Output every entry exactly as written, skipping any pictures.

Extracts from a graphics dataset
+ + + +
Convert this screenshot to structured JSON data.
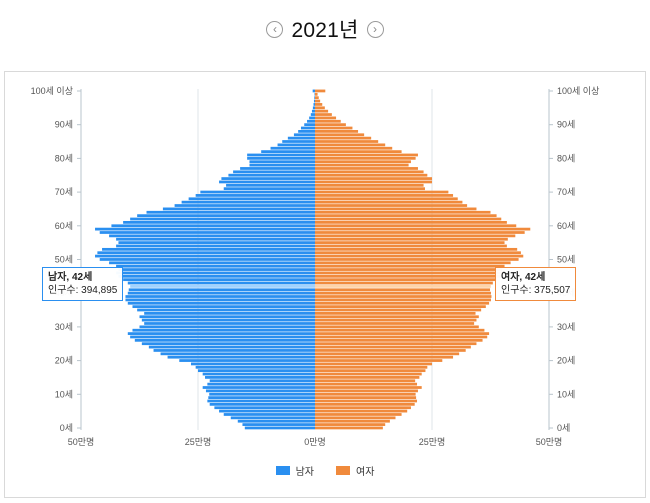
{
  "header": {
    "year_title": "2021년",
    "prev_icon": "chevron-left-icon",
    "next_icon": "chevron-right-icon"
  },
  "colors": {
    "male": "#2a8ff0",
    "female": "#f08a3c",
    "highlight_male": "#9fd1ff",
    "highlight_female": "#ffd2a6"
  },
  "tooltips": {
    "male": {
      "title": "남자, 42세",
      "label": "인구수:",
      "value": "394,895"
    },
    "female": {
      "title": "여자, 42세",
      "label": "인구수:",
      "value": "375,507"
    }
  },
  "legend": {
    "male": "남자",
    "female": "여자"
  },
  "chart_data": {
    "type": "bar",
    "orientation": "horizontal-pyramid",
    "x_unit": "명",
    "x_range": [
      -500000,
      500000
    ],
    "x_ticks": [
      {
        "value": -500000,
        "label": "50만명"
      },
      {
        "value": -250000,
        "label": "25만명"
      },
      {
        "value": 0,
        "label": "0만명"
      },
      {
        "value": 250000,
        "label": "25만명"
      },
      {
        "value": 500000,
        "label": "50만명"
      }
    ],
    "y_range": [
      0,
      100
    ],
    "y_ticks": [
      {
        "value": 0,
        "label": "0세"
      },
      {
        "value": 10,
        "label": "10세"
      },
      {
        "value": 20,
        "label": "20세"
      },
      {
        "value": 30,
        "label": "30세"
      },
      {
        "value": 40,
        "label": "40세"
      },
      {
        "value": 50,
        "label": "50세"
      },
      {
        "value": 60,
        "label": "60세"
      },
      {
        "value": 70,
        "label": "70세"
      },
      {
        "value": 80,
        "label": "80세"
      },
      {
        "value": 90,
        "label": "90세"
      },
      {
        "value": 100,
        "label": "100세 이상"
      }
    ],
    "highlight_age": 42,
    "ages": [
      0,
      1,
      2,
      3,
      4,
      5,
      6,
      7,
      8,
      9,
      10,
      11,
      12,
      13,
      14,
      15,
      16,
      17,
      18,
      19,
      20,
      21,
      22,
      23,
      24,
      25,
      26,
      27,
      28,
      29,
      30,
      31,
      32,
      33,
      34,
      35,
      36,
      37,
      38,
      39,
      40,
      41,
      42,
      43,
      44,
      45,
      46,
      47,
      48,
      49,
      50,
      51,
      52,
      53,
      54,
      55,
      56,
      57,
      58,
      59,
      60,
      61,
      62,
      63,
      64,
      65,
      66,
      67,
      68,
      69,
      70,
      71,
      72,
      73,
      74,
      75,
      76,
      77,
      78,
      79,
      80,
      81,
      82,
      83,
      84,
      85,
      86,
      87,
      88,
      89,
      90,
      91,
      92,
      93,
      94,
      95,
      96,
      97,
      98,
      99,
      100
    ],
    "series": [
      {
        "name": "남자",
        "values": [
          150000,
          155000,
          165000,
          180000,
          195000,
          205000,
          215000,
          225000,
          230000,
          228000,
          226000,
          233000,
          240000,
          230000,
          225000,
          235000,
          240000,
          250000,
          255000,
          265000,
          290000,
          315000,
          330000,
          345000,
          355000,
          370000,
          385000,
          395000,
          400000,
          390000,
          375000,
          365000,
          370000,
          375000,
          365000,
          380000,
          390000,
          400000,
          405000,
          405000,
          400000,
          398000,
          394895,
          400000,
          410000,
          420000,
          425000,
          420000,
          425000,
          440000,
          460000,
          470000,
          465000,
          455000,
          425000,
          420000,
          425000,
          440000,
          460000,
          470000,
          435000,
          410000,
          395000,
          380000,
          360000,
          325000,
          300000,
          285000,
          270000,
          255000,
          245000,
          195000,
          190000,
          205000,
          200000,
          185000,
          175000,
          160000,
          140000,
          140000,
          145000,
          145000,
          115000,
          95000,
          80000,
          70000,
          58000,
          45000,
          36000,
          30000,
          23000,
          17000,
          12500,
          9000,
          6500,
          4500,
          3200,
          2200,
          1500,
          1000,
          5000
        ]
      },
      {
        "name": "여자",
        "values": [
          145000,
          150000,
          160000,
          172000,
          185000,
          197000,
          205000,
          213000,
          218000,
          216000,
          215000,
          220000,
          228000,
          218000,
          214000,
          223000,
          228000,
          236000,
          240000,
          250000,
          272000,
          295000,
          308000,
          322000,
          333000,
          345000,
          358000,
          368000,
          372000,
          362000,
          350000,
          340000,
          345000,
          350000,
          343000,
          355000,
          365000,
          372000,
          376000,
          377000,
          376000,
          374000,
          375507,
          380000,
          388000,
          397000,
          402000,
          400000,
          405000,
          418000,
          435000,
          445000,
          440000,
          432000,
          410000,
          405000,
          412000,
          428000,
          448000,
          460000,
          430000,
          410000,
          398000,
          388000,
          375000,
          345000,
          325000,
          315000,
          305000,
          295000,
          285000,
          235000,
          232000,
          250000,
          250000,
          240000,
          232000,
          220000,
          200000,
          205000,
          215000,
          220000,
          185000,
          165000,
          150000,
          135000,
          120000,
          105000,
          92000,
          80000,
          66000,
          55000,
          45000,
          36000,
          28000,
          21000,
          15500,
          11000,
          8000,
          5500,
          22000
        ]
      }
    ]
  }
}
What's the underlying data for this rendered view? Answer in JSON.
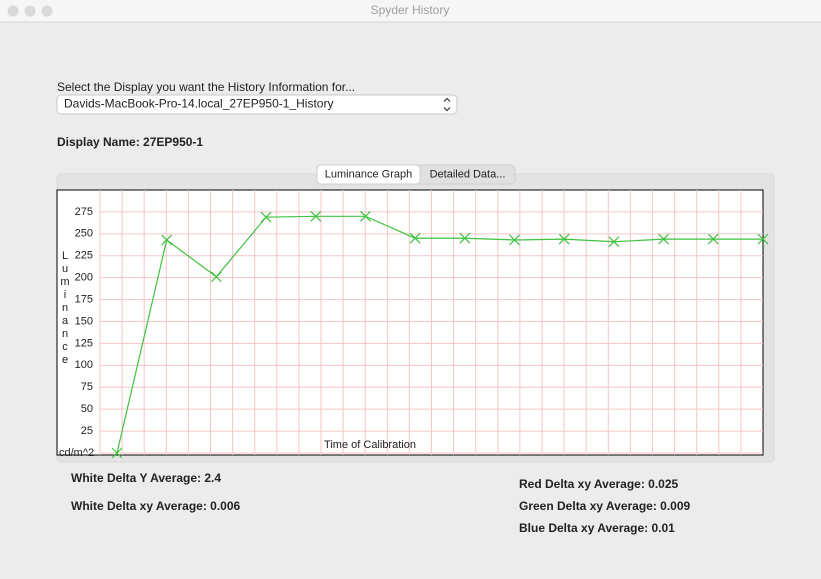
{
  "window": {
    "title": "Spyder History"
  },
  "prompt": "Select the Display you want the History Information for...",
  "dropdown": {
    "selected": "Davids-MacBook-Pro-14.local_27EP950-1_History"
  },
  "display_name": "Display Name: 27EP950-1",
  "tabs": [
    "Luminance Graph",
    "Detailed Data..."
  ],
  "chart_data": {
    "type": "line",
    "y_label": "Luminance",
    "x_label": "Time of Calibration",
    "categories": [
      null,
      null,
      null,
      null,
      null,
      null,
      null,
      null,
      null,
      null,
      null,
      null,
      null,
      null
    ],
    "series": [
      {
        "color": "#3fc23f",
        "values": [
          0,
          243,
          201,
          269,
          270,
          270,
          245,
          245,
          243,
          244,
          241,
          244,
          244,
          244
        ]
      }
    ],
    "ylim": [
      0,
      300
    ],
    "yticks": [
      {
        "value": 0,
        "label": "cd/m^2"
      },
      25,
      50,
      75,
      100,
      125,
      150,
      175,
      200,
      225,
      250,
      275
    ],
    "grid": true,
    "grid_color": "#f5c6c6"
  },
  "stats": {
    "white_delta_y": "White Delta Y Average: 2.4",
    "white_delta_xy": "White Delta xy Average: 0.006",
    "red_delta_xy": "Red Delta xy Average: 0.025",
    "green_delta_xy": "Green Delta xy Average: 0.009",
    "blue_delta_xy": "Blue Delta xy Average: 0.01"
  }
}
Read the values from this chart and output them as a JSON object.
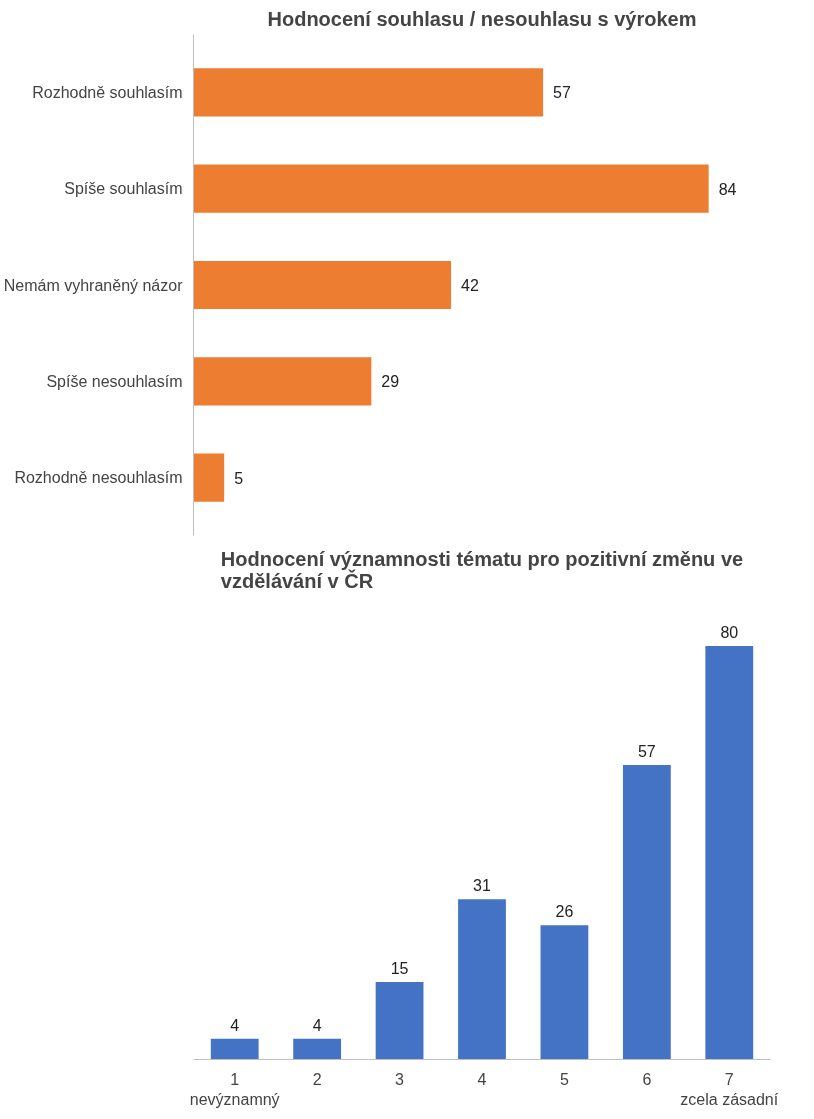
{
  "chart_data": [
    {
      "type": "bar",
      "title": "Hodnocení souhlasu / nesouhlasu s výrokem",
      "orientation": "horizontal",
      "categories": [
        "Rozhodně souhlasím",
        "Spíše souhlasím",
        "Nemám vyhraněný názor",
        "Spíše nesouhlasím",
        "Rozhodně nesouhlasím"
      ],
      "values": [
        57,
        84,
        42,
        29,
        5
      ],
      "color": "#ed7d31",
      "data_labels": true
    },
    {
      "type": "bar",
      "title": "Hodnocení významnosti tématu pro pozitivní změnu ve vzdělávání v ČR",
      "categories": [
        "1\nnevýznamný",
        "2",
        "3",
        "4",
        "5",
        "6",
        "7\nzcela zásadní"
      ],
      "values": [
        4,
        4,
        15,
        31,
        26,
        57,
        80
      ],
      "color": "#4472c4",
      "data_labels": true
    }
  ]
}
+ + + +
SOLUTION TO THIS EXERCISE:
Convert this screenshot to structured JSON data.
{
  "header": {
    "year_title": "2021년",
    "prev_icon": "chevron-left-icon",
    "next_icon": "chevron-right-icon"
  },
  "colors": {
    "male": "#2a8ff0",
    "female": "#f08a3c",
    "highlight_male": "#9fd1ff",
    "highlight_female": "#ffd2a6"
  },
  "tooltips": {
    "male": {
      "title": "남자, 42세",
      "label": "인구수:",
      "value": "394,895"
    },
    "female": {
      "title": "여자, 42세",
      "label": "인구수:",
      "value": "375,507"
    }
  },
  "legend": {
    "male": "남자",
    "female": "여자"
  },
  "chart_data": {
    "type": "bar",
    "orientation": "horizontal-pyramid",
    "x_unit": "명",
    "x_range": [
      -500000,
      500000
    ],
    "x_ticks": [
      {
        "value": -500000,
        "label": "50만명"
      },
      {
        "value": -250000,
        "label": "25만명"
      },
      {
        "value": 0,
        "label": "0만명"
      },
      {
        "value": 250000,
        "label": "25만명"
      },
      {
        "value": 500000,
        "label": "50만명"
      }
    ],
    "y_range": [
      0,
      100
    ],
    "y_ticks": [
      {
        "value": 0,
        "label": "0세"
      },
      {
        "value": 10,
        "label": "10세"
      },
      {
        "value": 20,
        "label": "20세"
      },
      {
        "value": 30,
        "label": "30세"
      },
      {
        "value": 40,
        "label": "40세"
      },
      {
        "value": 50,
        "label": "50세"
      },
      {
        "value": 60,
        "label": "60세"
      },
      {
        "value": 70,
        "label": "70세"
      },
      {
        "value": 80,
        "label": "80세"
      },
      {
        "value": 90,
        "label": "90세"
      },
      {
        "value": 100,
        "label": "100세 이상"
      }
    ],
    "highlight_age": 42,
    "ages": [
      0,
      1,
      2,
      3,
      4,
      5,
      6,
      7,
      8,
      9,
      10,
      11,
      12,
      13,
      14,
      15,
      16,
      17,
      18,
      19,
      20,
      21,
      22,
      23,
      24,
      25,
      26,
      27,
      28,
      29,
      30,
      31,
      32,
      33,
      34,
      35,
      36,
      37,
      38,
      39,
      40,
      41,
      42,
      43,
      44,
      45,
      46,
      47,
      48,
      49,
      50,
      51,
      52,
      53,
      54,
      55,
      56,
      57,
      58,
      59,
      60,
      61,
      62,
      63,
      64,
      65,
      66,
      67,
      68,
      69,
      70,
      71,
      72,
      73,
      74,
      75,
      76,
      77,
      78,
      79,
      80,
      81,
      82,
      83,
      84,
      85,
      86,
      87,
      88,
      89,
      90,
      91,
      92,
      93,
      94,
      95,
      96,
      97,
      98,
      99,
      100
    ],
    "series": [
      {
        "name": "남자",
        "values": [
          150000,
          155000,
          165000,
          180000,
          195000,
          205000,
          215000,
          225000,
          230000,
          228000,
          226000,
          233000,
          240000,
          230000,
          225000,
          235000,
          240000,
          250000,
          255000,
          265000,
          290000,
          315000,
          330000,
          345000,
          355000,
          370000,
          385000,
          395000,
          400000,
          390000,
          375000,
          365000,
          370000,
          375000,
          365000,
          380000,
          390000,
          400000,
          405000,
          405000,
          400000,
          398000,
          394895,
          400000,
          410000,
          420000,
          425000,
          420000,
          425000,
          440000,
          460000,
          470000,
          465000,
          455000,
          425000,
          420000,
          425000,
          440000,
          460000,
          470000,
          435000,
          410000,
          395000,
          380000,
          360000,
          325000,
          300000,
          285000,
          270000,
          255000,
          245000,
          195000,
          190000,
          205000,
          200000,
          185000,
          175000,
          160000,
          140000,
          140000,
          145000,
          145000,
          115000,
          95000,
          80000,
          70000,
          58000,
          45000,
          36000,
          30000,
          23000,
          17000,
          12500,
          9000,
          6500,
          4500,
          3200,
          2200,
          1500,
          1000,
          5000
        ]
      },
      {
        "name": "여자",
        "values": [
          145000,
          150000,
          160000,
          172000,
          185000,
          197000,
          205000,
          213000,
          218000,
          216000,
          215000,
          220000,
          228000,
          218000,
          214000,
          223000,
          228000,
          236000,
          240000,
          250000,
          272000,
          295000,
          308000,
          322000,
          333000,
          345000,
          358000,
          368000,
          372000,
          362000,
          350000,
          340000,
          345000,
          350000,
          343000,
          355000,
          365000,
          372000,
          376000,
          377000,
          376000,
          374000,
          375507,
          380000,
          388000,
          397000,
          402000,
          400000,
          405000,
          418000,
          435000,
          445000,
          440000,
          432000,
          410000,
          405000,
          412000,
          428000,
          448000,
          460000,
          430000,
          410000,
          398000,
          388000,
          375000,
          345000,
          325000,
          315000,
          305000,
          295000,
          285000,
          235000,
          232000,
          250000,
          250000,
          240000,
          232000,
          220000,
          200000,
          205000,
          215000,
          220000,
          185000,
          165000,
          150000,
          135000,
          120000,
          105000,
          92000,
          80000,
          66000,
          55000,
          45000,
          36000,
          28000,
          21000,
          15500,
          11000,
          8000,
          5500,
          22000
        ]
      }
    ]
  }
}
What's the underlying data for this rendered view? Answer in JSON.
{
  "window": {
    "title": "Spyder History"
  },
  "prompt": "Select the Display you want the History Information for...",
  "dropdown": {
    "selected": "Davids-MacBook-Pro-14.local_27EP950-1_History"
  },
  "display_name": "Display Name: 27EP950-1",
  "tabs": [
    "Luminance Graph",
    "Detailed Data..."
  ],
  "chart_data": {
    "type": "line",
    "y_label": "Luminance",
    "x_label": "Time of Calibration",
    "categories": [
      null,
      null,
      null,
      null,
      null,
      null,
      null,
      null,
      null,
      null,
      null,
      null,
      null,
      null
    ],
    "series": [
      {
        "color": "#3fc23f",
        "values": [
          0,
          243,
          201,
          269,
          270,
          270,
          245,
          245,
          243,
          244,
          241,
          244,
          244,
          244
        ]
      }
    ],
    "ylim": [
      0,
      300
    ],
    "yticks": [
      {
        "value": 0,
        "label": "cd/m^2"
      },
      25,
      50,
      75,
      100,
      125,
      150,
      175,
      200,
      225,
      250,
      275
    ],
    "grid": true,
    "grid_color": "#f5c6c6"
  },
  "stats": {
    "white_delta_y": "White Delta Y Average: 2.4",
    "white_delta_xy": "White Delta xy Average: 0.006",
    "red_delta_xy": "Red Delta xy Average: 0.025",
    "green_delta_xy": "Green Delta xy Average: 0.009",
    "blue_delta_xy": "Blue Delta xy Average: 0.01"
  }
}
Read the values from this chart and output them as a JSON object.
{
  "chart_data": [
    {
      "type": "bar",
      "title": "Hodnocení souhlasu / nesouhlasu s výrokem",
      "orientation": "horizontal",
      "categories": [
        "Rozhodně souhlasím",
        "Spíše souhlasím",
        "Nemám vyhraněný názor",
        "Spíše nesouhlasím",
        "Rozhodně nesouhlasím"
      ],
      "values": [
        57,
        84,
        42,
        29,
        5
      ],
      "color": "#ed7d31",
      "data_labels": true
    },
    {
      "type": "bar",
      "title": "Hodnocení významnosti tématu pro pozitivní změnu ve vzdělávání v ČR",
      "categories": [
        "1\nnevýznamný",
        "2",
        "3",
        "4",
        "5",
        "6",
        "7\nzcela zásadní"
      ],
      "values": [
        4,
        4,
        15,
        31,
        26,
        57,
        80
      ],
      "color": "#4472c4",
      "data_labels": true
    }
  ]
}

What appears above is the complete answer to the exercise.